Short problem |
The exercise asks you to copy every line below in which "alternativas" appears.

Dataset rows |
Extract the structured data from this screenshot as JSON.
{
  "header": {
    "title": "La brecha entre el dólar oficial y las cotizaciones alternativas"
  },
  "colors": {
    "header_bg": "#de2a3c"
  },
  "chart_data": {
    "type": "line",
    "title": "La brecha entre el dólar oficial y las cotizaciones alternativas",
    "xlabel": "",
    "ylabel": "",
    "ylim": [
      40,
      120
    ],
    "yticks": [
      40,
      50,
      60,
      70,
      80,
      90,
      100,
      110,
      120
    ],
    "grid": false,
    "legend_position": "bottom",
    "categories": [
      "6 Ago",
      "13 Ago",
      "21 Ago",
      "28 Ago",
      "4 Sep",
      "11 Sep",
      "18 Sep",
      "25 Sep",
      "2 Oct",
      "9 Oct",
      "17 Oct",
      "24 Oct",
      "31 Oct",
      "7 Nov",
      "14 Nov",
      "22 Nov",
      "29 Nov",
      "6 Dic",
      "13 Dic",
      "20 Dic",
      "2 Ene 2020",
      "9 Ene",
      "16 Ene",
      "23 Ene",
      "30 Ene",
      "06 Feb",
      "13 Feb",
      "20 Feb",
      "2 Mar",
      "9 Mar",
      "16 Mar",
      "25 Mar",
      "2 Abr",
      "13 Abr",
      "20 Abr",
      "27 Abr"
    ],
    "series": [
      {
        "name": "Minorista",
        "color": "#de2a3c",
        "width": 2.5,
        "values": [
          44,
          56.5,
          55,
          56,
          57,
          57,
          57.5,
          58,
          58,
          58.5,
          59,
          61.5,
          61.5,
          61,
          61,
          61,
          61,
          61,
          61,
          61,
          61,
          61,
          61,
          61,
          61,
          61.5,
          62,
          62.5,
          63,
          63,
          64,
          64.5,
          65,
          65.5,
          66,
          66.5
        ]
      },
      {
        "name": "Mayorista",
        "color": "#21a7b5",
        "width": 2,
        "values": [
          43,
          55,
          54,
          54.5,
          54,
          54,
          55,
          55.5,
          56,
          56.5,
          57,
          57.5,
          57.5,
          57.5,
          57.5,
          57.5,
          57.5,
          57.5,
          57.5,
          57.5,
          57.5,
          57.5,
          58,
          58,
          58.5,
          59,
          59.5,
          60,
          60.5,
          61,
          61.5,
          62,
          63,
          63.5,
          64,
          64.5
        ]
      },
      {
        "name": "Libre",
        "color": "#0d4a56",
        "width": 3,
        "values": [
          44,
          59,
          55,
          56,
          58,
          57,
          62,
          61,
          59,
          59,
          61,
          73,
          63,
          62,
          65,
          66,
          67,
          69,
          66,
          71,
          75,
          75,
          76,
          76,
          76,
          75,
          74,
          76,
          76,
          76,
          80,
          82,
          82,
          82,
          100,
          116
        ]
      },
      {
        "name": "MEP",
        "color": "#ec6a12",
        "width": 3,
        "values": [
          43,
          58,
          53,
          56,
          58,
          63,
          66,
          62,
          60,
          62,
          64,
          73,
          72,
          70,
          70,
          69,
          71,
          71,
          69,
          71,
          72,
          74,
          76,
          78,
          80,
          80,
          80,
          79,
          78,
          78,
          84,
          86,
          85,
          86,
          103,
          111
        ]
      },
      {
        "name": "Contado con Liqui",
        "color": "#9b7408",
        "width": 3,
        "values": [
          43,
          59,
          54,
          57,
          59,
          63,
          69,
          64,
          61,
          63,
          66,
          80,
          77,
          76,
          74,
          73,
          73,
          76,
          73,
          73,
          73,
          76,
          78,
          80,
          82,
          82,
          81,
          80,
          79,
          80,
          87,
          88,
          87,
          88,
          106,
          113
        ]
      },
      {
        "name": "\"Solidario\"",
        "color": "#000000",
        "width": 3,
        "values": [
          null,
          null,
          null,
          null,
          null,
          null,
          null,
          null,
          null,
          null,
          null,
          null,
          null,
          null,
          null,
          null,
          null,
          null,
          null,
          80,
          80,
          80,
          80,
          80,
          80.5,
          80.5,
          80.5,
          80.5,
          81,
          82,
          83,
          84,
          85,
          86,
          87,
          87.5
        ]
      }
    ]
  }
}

Completed exercise |
    "title": "La brecha entre el dólar oficial y las cotizaciones alternativas"
    "title": "La brecha entre el dólar oficial y las cotizaciones alternativas",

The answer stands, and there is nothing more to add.